[Data items]
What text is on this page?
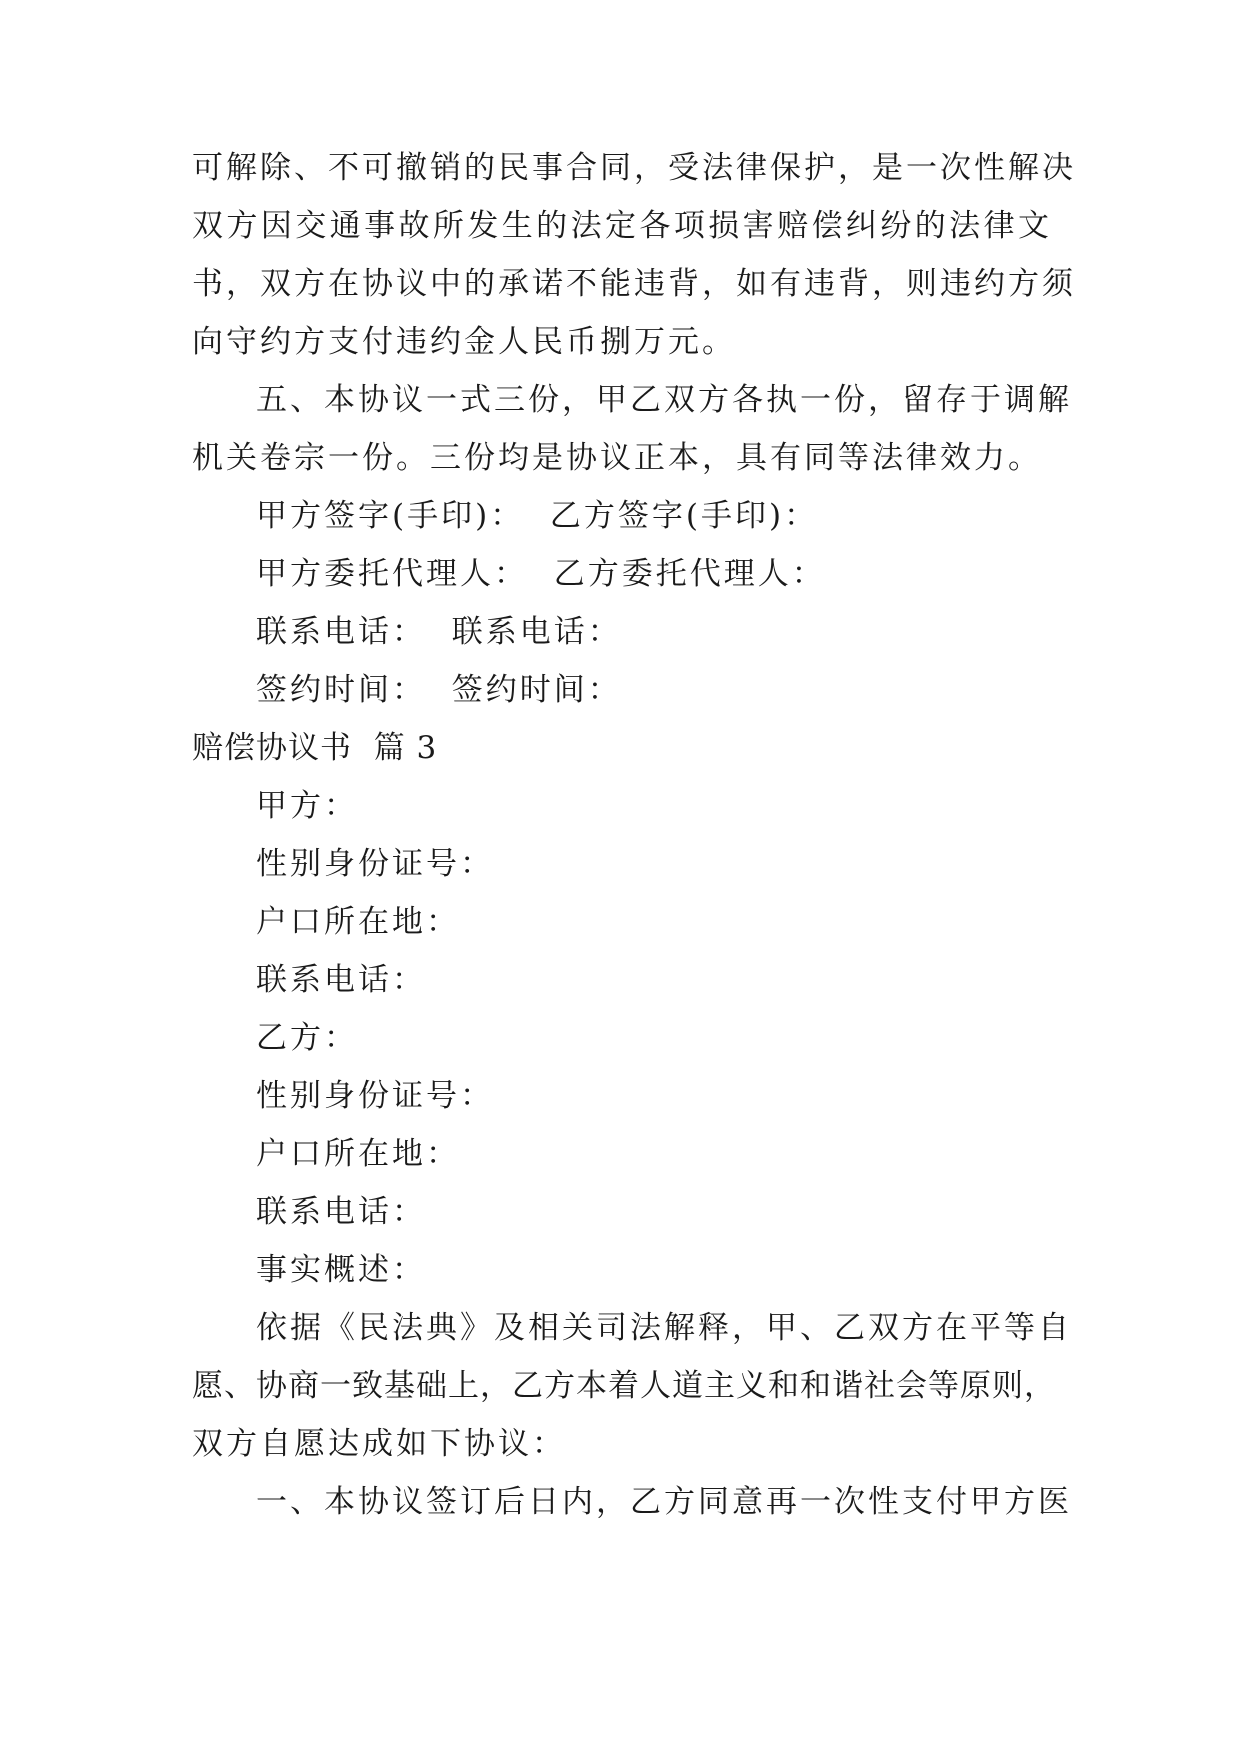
可解除、不可撤销的民事合同，受法律保护，是一次性解决
双方因交通事故所发生的法定各项损害赔偿纠纷的法律文
书，双方在协议中的承诺不能违背，如有违背，则违约方须
向守约方支付违约金人民币捌万元。
五、本协议一式三份，甲乙双方各执一份，留存于调解
机关卷宗一份。三份均是协议正本，具有同等法律效力。
甲方签字(手印)：  乙方签字(手印)：
甲方委托代理人：  乙方委托代理人：
联系电话：  联系电话：
签约时间：  签约时间：
赔偿协议书  篇 3
甲方：
性别身份证号：
户口所在地：
联系电话：
乙方：
性别身份证号：
户口所在地：
联系电话：
事实概述：
依据《民法典》及相关司法解释，甲、乙双方在平等自
愿、协商一致基础上，乙方本着人道主义和和谐社会等原则，
双方自愿达成如下协议：
一、本协议签订后日内，乙方同意再一次性支付甲方医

*What you should do*
Take the listing above and restate it word for word, without its pictures.

*Full answer*
What text is on this page?
可解除、不可撤销的民事合同，受法律保护，是一次性解决
双方因交通事故所发生的法定各项损害赔偿纠纷的法律文
书，双方在协议中的承诺不能违背，如有违背，则违约方须
向守约方支付违约金人民币捌万元。
五、本协议一式三份，甲乙双方各执一份，留存于调解
机关卷宗一份。三份均是协议正本，具有同等法律效力。
甲方签字(手印)：  乙方签字(手印)：
甲方委托代理人：  乙方委托代理人：
联系电话：  联系电话：
签约时间：  签约时间：
赔偿协议书  篇 3
甲方：
性别身份证号：
户口所在地：
联系电话：
乙方：
性别身份证号：
户口所在地：
联系电话：
事实概述：
依据《民法典》及相关司法解释，甲、乙双方在平等自
愿、协商一致基础上，乙方本着人道主义和和谐社会等原则，
双方自愿达成如下协议：
一、本协议签订后日内，乙方同意再一次性支付甲方医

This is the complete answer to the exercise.